**TEXT EXCERPT:**
□ □ □

Especially now there will be only one entry per physical device even if it supports both eSCL and WSD and discovery is also much faster and the exact behavior is configurable via the configuration file.
In addition, there is now the new airscan-discover
utility included, to simply discover supported devices via command line. In contrary to the former separate tool this one is written in C now.
And the WSD support got merged into the stable “airscan” GitHub branch. So we can count on a release and also on the start of the IPP Scan support development soon.
Printing Stack Snap
On the snapd interface for the Printing Stack Snap we came to a solution. We settled on going the PulseAudio way, patching the CUPS daemon to check whether the inquiry is administrative, and if yes, if the client process is of a Snap which is not under classic confinement. In this case we reject the inquiry if the client Snap is not plugging the “cups-control” interface. The appropriate patch for CUPS I have committed to the CUPS Snap’s GitHub. The snapd team is now working on the new interfaces.

□ □ □

**WHAT TO WORK ON:**
A. In the printing and scanning update, what programming language is the new airscan-discover utility written in?
B. Resume the printing and scanning update from the point at which it stops.
The records placed after this point are separate material and do not belong to the printing and scanning update.

**GIVEN DATA:**
□ □ □

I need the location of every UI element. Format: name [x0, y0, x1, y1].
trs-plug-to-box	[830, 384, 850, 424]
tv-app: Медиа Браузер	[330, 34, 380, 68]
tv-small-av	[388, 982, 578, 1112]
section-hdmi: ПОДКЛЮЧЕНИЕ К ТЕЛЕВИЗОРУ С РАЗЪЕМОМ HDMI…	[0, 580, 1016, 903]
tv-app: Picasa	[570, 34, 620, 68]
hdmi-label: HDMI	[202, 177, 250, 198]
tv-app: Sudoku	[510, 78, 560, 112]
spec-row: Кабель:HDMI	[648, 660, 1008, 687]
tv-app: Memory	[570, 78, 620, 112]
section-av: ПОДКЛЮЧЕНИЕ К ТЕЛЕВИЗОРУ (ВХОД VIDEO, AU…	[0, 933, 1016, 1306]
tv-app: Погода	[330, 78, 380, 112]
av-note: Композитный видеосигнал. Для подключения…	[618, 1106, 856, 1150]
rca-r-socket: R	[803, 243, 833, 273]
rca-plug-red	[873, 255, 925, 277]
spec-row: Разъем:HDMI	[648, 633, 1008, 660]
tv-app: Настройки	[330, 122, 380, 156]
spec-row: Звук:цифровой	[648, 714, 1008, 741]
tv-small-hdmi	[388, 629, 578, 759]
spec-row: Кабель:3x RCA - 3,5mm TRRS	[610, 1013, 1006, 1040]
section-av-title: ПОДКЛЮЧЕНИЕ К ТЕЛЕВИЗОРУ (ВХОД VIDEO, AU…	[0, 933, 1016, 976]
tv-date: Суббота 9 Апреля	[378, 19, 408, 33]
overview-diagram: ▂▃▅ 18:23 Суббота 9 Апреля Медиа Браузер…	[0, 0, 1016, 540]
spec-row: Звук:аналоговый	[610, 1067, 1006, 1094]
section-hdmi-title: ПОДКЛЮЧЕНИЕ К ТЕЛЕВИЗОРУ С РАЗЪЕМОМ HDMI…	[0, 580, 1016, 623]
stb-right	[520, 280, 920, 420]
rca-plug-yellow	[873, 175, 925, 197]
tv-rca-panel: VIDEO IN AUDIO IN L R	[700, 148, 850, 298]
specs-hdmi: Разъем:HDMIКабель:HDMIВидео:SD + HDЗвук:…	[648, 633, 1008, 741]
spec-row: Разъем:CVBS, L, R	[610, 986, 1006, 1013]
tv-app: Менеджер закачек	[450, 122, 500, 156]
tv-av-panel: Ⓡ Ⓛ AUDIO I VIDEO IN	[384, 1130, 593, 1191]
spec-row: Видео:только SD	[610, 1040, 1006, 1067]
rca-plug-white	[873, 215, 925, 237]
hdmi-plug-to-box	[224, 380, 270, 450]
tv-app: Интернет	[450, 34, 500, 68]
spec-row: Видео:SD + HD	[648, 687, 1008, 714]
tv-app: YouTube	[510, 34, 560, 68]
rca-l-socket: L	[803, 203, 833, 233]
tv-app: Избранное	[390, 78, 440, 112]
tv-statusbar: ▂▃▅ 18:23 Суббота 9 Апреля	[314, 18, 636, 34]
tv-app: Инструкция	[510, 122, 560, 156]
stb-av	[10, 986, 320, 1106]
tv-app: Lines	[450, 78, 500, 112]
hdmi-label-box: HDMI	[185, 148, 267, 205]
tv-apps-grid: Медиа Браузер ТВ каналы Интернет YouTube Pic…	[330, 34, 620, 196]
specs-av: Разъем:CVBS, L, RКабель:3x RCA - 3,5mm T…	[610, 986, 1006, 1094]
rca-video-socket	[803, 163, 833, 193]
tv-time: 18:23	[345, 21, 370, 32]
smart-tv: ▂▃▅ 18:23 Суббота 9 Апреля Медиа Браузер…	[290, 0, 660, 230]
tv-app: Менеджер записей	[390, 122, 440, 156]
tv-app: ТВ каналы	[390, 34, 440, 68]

□ □ □

**ANSWERS IN ORDER:**
A. It is written in C.

B.
After that I have continued work on the Snap:
- Updated upstream packages: CUPS 2.3.3, cups-filters 1.27.4, Ghostscript 9.52, QPDF: 10.0.1
- Let the standard domain socket
(/var)/run/cups/cups.sock
be used when the Snap’s CUPS is the only one on the system, for maximum compatibility with client applications - Made the libcups of the Snap read the Snap’s configuration files, especially the client.conf with the domain socket actually used by the Snap
- Use the “snap_daemon” user to replace the unavailable “lp” system user to drop the privileges of filter and backend processes
- Dropped several modifications on CUPS which are now not needed any more, especially the removal of all
chown()
andchmod()
calls - For determining an admin group for the snapped CUPS, check first whether the host system has an “lpadmin” group, then “adm”, and after that allow CUPS administration only to root.
- Added fixes for CUPS upstream bugs which Apple did not apply yet
- Fixed setup of fonts.conf file for the texttopdf filter
- Made
cupsctl
correctly working.
The Snap is approaching to have all features and fixes needed for use as the standard CUPS of a Linux distribution, but for actual use we need to complete the Printer Applications in this year’s GSoC, as classic drivers are not supported by a snapped CUPS.
CUPS
New release 2.3.3: Security fixes
CUPS 2.3.2 did not get actually released.
CUPS developer Steve Algernon from Apple was on this year’s OpenPrinting Summit/PWG meeting but he did not give a presentation, so we have no new CUPS roadmap.
Changes in CUPS v2.3.3
----------------------
- CVE-2020-3898: The `ppdOpen` function did not handle invalid UI
constraint. `ppdcSource::get_resolution` function did not handle
invalid resolution strings.
- CVE-2019-8842: The `ippReadIO` function may under-read an extension
field.
- Fixed WARNING_OPTIONS support for GCC 9.x
Changes in CUPS v2.3.2
----------------------
- Localization updates.
cups-filters
Currently released is 1.27.4.
No further releases.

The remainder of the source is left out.